(Stored dataset items)
· · · · ·

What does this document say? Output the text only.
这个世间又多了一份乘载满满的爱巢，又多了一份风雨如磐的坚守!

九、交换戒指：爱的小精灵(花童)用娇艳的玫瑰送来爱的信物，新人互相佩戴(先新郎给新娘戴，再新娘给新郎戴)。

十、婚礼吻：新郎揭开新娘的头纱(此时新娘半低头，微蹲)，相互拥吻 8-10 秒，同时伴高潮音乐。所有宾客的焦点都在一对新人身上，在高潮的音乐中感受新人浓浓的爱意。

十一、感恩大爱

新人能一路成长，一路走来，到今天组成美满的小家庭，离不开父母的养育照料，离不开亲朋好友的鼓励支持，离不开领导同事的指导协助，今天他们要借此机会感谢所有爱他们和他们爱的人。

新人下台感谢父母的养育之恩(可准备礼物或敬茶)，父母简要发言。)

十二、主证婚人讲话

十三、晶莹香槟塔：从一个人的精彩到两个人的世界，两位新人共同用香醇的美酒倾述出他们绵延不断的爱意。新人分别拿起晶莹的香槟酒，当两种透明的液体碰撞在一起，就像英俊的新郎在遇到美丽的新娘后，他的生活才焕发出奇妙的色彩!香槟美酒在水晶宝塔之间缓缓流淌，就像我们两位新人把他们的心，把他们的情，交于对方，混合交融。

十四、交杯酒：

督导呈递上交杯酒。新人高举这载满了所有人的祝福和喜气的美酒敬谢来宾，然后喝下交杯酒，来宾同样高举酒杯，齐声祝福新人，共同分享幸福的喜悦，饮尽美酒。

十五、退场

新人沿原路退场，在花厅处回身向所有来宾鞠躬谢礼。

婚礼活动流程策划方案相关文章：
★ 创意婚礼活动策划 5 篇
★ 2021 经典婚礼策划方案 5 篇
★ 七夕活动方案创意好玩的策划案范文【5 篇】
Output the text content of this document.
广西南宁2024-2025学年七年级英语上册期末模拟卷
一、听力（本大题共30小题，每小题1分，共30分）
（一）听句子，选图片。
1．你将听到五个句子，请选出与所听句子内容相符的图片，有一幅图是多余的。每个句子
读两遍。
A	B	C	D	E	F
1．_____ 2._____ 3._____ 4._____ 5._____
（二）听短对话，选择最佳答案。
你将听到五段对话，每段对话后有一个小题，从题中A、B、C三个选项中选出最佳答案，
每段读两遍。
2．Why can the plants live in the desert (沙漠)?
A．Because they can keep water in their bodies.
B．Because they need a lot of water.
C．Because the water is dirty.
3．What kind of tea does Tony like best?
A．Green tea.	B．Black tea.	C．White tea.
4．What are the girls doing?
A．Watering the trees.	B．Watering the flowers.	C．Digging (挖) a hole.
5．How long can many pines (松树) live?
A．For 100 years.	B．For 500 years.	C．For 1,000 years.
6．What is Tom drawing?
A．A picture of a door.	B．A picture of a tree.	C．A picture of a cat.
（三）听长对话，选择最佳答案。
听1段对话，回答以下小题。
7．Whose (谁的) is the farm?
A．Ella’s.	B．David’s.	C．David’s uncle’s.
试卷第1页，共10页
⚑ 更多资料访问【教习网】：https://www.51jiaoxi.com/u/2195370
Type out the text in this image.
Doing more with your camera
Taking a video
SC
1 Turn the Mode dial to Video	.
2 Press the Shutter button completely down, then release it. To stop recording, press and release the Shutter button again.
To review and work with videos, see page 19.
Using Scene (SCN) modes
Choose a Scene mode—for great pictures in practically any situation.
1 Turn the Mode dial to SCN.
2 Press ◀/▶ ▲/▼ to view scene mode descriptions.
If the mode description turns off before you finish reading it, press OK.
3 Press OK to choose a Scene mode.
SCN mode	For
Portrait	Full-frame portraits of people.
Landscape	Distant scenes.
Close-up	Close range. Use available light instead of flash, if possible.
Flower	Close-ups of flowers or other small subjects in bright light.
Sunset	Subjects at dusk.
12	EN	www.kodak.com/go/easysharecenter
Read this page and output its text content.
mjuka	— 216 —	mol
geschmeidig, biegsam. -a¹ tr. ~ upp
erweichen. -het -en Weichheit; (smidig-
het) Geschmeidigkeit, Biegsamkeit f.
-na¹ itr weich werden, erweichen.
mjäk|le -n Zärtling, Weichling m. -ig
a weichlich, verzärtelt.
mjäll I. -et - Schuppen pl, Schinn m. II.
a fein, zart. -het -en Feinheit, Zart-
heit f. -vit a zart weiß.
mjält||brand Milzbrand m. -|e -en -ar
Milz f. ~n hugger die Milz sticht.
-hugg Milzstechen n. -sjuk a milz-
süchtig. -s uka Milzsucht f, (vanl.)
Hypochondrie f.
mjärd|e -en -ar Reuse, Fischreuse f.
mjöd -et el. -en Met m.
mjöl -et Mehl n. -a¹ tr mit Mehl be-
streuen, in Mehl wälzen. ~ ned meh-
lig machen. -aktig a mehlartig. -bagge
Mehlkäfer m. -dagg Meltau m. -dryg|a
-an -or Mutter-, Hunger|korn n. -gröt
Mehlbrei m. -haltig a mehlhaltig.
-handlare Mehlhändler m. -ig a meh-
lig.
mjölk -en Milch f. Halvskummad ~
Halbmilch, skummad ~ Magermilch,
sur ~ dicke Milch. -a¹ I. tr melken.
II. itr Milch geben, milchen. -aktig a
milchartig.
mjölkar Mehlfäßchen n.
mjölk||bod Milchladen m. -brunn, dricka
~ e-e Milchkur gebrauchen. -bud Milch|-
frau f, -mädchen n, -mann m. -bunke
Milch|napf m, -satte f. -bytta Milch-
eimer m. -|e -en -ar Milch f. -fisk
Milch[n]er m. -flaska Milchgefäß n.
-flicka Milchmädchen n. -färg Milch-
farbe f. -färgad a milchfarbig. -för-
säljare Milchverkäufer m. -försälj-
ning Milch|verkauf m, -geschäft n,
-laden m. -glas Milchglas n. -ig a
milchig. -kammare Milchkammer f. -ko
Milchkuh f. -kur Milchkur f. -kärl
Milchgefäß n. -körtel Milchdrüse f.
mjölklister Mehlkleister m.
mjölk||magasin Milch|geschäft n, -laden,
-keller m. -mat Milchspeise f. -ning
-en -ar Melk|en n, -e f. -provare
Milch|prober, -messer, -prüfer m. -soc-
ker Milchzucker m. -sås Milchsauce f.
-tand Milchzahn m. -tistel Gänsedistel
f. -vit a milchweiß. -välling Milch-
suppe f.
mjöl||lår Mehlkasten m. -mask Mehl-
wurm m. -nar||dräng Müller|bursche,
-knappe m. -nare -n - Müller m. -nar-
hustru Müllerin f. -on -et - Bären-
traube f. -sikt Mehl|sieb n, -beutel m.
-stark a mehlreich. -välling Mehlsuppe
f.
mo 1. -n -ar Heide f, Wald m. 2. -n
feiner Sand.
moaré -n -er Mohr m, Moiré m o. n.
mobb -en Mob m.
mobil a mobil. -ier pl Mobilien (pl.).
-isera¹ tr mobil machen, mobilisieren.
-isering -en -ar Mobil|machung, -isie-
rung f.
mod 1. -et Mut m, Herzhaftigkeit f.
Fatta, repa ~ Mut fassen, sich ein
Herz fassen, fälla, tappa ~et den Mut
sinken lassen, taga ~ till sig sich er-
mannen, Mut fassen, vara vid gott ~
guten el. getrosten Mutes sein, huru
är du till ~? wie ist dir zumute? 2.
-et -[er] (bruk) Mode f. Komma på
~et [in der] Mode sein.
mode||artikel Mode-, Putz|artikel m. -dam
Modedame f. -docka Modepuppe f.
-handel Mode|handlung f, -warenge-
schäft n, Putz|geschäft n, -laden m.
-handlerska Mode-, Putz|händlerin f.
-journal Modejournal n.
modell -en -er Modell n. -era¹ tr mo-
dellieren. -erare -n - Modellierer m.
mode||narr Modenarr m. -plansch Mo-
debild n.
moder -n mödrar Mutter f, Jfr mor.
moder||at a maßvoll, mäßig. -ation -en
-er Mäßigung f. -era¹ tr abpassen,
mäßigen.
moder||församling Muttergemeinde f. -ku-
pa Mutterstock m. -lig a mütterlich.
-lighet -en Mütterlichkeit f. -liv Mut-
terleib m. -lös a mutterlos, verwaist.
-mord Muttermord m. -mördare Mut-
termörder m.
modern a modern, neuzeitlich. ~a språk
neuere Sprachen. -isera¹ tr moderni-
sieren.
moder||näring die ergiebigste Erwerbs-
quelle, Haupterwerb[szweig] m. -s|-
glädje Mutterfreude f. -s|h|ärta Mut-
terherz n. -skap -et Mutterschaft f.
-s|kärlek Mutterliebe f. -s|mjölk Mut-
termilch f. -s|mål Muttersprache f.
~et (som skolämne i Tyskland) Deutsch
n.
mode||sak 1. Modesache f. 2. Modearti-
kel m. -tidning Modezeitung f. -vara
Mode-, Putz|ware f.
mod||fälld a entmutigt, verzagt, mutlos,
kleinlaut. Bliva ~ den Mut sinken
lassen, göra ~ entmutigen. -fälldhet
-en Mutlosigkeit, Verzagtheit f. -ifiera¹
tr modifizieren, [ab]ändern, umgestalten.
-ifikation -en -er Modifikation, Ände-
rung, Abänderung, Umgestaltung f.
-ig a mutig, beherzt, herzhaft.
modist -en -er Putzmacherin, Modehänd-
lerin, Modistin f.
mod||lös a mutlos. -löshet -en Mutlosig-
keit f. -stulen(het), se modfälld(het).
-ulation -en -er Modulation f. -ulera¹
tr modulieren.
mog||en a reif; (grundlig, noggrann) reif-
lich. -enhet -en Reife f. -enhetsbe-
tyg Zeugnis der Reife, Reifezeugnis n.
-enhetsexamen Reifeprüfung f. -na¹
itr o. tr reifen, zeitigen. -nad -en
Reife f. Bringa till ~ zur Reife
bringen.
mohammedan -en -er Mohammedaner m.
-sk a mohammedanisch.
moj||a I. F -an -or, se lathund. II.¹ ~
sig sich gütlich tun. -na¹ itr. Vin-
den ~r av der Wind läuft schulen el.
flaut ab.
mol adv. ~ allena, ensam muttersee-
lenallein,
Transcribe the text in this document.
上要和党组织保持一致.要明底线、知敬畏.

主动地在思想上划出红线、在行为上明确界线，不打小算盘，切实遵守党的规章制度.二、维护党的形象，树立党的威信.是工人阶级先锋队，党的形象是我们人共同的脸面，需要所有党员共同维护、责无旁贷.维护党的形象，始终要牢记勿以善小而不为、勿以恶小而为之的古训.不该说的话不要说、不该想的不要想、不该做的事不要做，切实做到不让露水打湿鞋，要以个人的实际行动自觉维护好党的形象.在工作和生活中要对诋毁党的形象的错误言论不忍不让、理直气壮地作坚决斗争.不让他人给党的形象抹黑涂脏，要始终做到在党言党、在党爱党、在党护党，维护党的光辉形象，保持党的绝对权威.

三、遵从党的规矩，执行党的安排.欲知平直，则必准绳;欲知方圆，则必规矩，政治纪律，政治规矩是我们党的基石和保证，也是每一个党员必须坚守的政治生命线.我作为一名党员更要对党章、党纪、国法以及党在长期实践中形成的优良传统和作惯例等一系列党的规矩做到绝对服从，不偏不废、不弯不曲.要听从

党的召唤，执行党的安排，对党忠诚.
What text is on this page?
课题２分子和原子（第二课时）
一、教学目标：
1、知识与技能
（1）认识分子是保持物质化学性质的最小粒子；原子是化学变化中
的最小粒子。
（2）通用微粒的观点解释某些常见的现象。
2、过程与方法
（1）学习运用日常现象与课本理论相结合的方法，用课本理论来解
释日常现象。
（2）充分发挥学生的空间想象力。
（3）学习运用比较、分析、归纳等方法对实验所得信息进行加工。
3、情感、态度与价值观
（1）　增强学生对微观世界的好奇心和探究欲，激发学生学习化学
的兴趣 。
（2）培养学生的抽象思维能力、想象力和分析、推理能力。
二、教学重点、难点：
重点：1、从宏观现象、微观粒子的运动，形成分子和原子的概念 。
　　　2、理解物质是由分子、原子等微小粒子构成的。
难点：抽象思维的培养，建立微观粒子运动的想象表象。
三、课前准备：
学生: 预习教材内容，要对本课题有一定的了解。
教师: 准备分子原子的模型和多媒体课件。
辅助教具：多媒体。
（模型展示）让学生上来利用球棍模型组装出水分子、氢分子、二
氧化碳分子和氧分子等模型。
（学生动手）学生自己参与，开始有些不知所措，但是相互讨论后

· · · · ·

■ TASK: For each line in the data above that contains the string "document", extract the line.

■ SOLUTION BELOW:
What does this document say? Output the text only.
Output the text content of this document.
Transcribe the text in this document.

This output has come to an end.